== DESCRIPTION OF THE TASK ==
Can you quote verbatim the lines in the items below, starting with the line that contains "- bar: [529, 467, 553, 550]" and ending with the line that contains "Give me the", including both of those lines?
[Start DATASET]
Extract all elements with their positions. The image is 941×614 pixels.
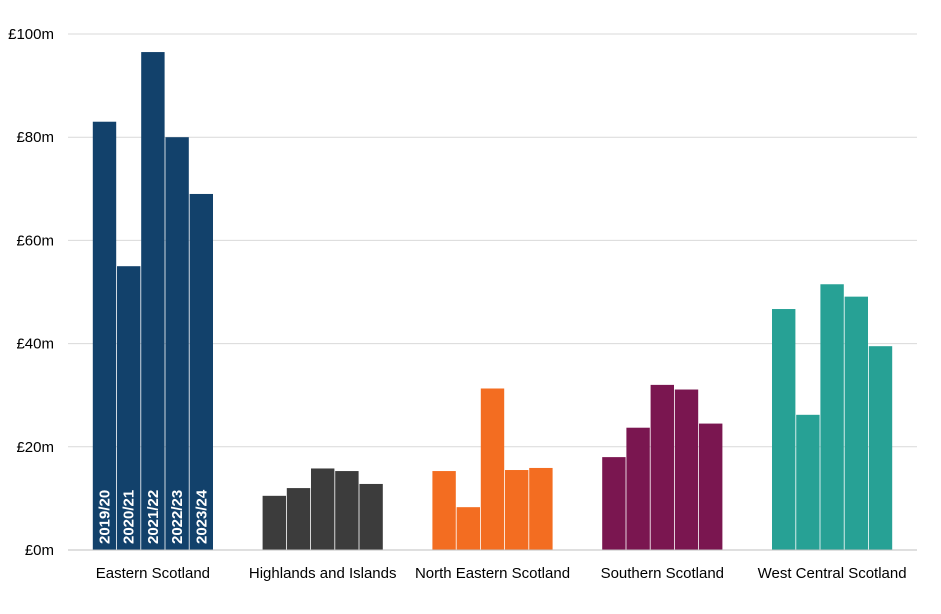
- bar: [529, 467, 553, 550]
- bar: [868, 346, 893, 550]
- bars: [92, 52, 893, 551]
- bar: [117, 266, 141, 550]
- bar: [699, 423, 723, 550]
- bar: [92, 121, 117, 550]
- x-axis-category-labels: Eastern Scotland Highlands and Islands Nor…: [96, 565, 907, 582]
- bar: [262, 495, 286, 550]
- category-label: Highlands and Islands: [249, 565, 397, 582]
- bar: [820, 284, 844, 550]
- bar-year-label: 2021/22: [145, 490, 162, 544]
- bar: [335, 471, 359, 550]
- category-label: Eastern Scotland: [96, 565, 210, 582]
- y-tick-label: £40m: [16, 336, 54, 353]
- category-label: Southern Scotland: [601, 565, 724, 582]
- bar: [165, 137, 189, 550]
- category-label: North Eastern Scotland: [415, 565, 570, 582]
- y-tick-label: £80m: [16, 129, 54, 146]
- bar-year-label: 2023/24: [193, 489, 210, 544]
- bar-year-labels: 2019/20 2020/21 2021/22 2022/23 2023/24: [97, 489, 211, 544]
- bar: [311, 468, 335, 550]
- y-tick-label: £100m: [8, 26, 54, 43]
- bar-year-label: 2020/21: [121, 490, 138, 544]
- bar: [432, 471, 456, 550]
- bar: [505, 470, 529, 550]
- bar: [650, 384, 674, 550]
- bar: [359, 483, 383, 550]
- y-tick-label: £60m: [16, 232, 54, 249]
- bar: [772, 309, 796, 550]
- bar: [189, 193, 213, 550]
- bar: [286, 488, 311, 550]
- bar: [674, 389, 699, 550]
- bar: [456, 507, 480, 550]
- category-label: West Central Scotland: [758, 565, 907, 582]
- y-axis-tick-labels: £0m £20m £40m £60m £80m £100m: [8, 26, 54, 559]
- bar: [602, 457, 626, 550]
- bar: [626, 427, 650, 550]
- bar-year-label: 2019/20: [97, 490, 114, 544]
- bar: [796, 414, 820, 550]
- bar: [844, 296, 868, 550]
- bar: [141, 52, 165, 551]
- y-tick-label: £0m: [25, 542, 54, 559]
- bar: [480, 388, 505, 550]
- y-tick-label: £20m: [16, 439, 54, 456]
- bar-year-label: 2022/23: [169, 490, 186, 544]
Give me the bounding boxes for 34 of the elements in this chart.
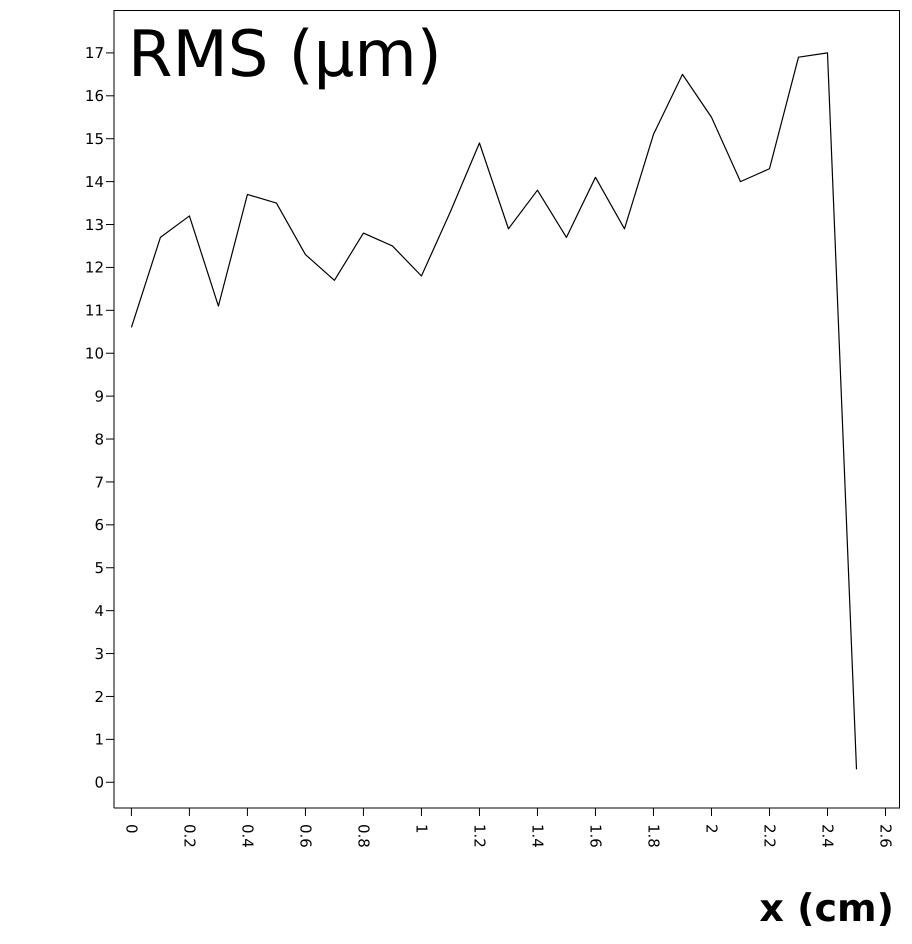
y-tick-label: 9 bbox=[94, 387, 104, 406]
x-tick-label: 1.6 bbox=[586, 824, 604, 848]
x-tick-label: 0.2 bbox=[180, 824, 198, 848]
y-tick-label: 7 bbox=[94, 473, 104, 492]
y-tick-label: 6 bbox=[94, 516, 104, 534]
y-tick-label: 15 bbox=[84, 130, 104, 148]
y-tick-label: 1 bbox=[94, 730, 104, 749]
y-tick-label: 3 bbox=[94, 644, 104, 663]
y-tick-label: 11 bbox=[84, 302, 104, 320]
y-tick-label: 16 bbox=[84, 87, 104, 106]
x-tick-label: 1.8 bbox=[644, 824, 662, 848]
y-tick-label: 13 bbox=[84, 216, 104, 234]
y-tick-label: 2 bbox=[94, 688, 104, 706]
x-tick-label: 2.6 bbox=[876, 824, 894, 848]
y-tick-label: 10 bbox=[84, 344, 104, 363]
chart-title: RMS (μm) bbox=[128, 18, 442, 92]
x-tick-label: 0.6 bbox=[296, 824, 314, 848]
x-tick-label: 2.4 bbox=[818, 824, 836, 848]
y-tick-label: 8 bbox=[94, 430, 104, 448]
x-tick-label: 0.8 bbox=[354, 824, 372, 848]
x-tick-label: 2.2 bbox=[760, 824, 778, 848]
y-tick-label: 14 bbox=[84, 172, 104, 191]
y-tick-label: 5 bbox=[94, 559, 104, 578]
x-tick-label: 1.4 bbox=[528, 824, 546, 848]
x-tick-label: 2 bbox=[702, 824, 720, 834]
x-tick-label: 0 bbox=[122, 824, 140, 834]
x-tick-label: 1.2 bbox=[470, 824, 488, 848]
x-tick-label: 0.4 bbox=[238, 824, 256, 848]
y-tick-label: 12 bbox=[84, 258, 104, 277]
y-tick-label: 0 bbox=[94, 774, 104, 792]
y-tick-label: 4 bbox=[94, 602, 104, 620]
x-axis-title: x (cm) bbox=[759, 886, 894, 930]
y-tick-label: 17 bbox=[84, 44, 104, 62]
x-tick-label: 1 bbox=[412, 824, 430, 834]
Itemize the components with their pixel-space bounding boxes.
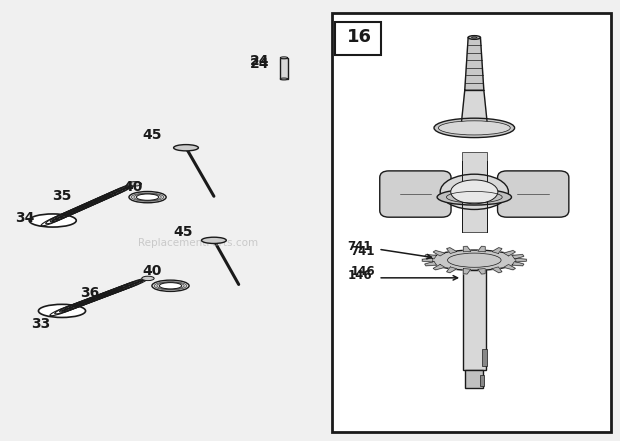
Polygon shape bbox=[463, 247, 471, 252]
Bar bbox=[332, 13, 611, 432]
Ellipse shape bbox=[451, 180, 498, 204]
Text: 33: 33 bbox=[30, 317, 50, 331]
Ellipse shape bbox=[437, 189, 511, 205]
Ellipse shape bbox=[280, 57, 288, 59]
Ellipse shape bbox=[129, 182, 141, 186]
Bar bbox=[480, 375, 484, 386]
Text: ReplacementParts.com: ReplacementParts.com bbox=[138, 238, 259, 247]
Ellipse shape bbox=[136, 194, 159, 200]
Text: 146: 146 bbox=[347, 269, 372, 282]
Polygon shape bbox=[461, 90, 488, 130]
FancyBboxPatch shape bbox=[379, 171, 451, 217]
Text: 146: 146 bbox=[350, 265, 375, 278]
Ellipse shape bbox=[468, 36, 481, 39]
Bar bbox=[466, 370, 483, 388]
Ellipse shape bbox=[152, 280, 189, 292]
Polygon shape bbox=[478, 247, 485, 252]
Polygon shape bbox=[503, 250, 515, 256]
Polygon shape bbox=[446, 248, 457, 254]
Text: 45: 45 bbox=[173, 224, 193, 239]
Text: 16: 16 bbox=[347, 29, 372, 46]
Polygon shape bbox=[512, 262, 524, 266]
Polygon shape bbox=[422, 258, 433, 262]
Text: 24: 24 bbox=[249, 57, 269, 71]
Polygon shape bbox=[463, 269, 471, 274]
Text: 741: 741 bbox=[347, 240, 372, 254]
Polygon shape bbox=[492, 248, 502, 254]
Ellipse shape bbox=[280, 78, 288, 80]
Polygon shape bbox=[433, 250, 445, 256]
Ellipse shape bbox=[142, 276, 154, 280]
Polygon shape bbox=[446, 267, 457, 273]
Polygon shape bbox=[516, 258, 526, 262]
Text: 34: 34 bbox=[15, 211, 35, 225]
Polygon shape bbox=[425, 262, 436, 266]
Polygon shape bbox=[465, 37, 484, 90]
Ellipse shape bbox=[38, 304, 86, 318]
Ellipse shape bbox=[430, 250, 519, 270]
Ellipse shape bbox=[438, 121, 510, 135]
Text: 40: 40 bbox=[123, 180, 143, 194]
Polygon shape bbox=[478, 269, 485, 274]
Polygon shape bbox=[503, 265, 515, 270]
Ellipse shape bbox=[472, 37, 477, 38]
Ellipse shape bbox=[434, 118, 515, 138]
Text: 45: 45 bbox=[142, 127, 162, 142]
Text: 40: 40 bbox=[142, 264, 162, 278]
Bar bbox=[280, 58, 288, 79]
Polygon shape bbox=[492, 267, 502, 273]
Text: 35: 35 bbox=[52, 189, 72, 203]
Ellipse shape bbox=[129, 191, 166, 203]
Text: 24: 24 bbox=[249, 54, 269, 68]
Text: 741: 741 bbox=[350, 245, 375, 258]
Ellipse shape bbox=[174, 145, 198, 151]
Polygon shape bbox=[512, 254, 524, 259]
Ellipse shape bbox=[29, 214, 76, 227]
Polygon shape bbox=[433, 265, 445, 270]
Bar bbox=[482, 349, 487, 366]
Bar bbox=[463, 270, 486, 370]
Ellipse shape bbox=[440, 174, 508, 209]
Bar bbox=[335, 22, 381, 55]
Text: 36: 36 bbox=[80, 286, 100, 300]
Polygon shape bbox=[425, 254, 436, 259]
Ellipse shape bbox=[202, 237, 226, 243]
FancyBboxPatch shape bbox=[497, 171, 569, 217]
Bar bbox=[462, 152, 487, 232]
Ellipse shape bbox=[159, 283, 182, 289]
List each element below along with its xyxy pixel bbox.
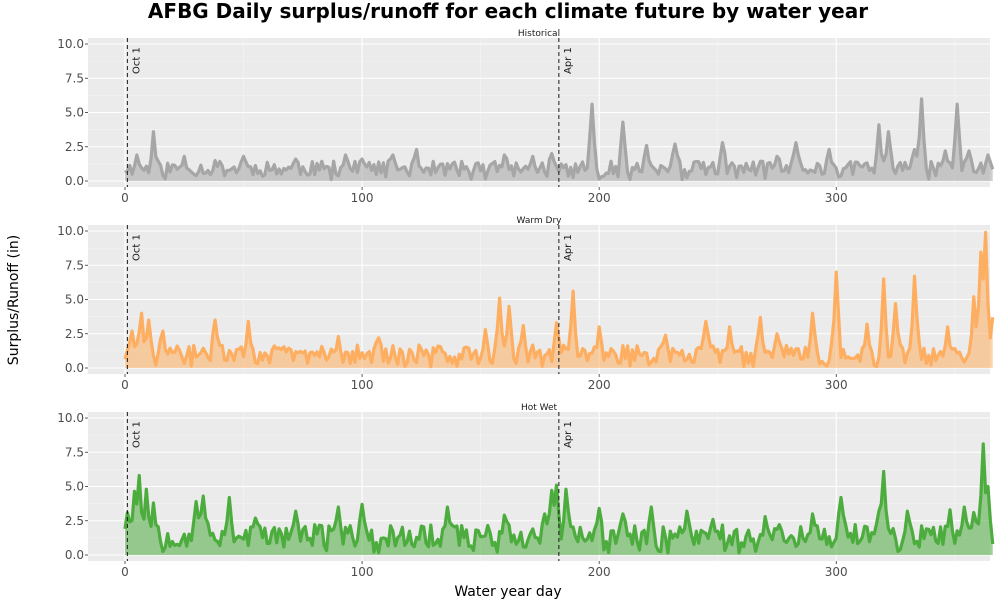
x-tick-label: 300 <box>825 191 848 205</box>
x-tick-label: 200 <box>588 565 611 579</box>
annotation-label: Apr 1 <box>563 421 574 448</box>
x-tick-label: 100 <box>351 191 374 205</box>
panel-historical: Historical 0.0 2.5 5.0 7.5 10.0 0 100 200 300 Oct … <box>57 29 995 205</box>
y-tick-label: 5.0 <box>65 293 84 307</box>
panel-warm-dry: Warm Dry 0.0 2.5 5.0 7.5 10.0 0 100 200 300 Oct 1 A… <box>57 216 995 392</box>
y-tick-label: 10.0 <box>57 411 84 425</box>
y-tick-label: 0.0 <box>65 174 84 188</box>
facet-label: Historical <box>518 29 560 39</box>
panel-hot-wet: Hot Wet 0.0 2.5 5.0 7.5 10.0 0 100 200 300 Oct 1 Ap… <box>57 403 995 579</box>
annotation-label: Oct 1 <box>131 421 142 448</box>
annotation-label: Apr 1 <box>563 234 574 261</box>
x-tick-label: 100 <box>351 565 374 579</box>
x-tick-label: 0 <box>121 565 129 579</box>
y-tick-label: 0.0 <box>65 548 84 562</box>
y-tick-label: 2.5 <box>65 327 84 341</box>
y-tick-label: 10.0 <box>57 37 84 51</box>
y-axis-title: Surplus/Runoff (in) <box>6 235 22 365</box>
[End DATASET]
== SOLUTION TO THIS PROBLEM ==
- bar: [529, 467, 553, 550]
- bar: [868, 346, 893, 550]
- bars: [92, 52, 893, 551]
- bar: [117, 266, 141, 550]
- bar: [699, 423, 723, 550]
- bar: [92, 121, 117, 550]
- x-axis-category-labels: Eastern Scotland Highlands and Islands Nor…: [96, 565, 907, 582]
- bar: [262, 495, 286, 550]
- category-label: Highlands and Islands: [249, 565, 397, 582]
- bar: [820, 284, 844, 550]
- bar-year-label: 2021/22: [145, 490, 162, 544]
- bar: [335, 471, 359, 550]
- category-label: Eastern Scotland: [96, 565, 210, 582]
- y-tick-label: £40m: [16, 336, 54, 353]
- category-label: Southern Scotland: [601, 565, 724, 582]
- bar: [165, 137, 189, 550]
- category-label: North Eastern Scotland: [415, 565, 570, 582]
- y-tick-label: £80m: [16, 129, 54, 146]
- bar-year-label: 2023/24: [193, 489, 210, 544]
- bar-year-labels: 2019/20 2020/21 2021/22 2022/23 2023/24: [97, 489, 211, 544]
- bar: [311, 468, 335, 550]
- y-tick-label: £100m: [8, 26, 54, 43]
- bar-year-label: 2020/21: [121, 490, 138, 544]
- bar: [432, 471, 456, 550]
- bar: [505, 470, 529, 550]
- bar: [650, 384, 674, 550]
- bar: [359, 483, 383, 550]
- y-tick-label: £60m: [16, 232, 54, 249]
- bar: [772, 309, 796, 550]
- bar: [189, 193, 213, 550]
- bar: [286, 488, 311, 550]
- bar: [674, 389, 699, 550]
- bar: [456, 507, 480, 550]
- category-label: West Central Scotland: [758, 565, 907, 582]
- y-axis-tick-labels: £0m £20m £40m £60m £80m £100m: [8, 26, 54, 559]
- bar: [602, 457, 626, 550]
- bar: [626, 427, 650, 550]
- bar-year-label: 2019/20: [97, 490, 114, 544]
- bar: [796, 414, 820, 550]
- bar: [844, 296, 868, 550]
- bar: [141, 52, 165, 551]
- y-tick-label: £0m: [25, 542, 54, 559]
- bar: [480, 388, 505, 550]
- y-tick-label: £20m: [16, 439, 54, 456]
- bar-year-label: 2022/23: [169, 490, 186, 544]
Give me the bounding boxes for 34 of the elements in this chart.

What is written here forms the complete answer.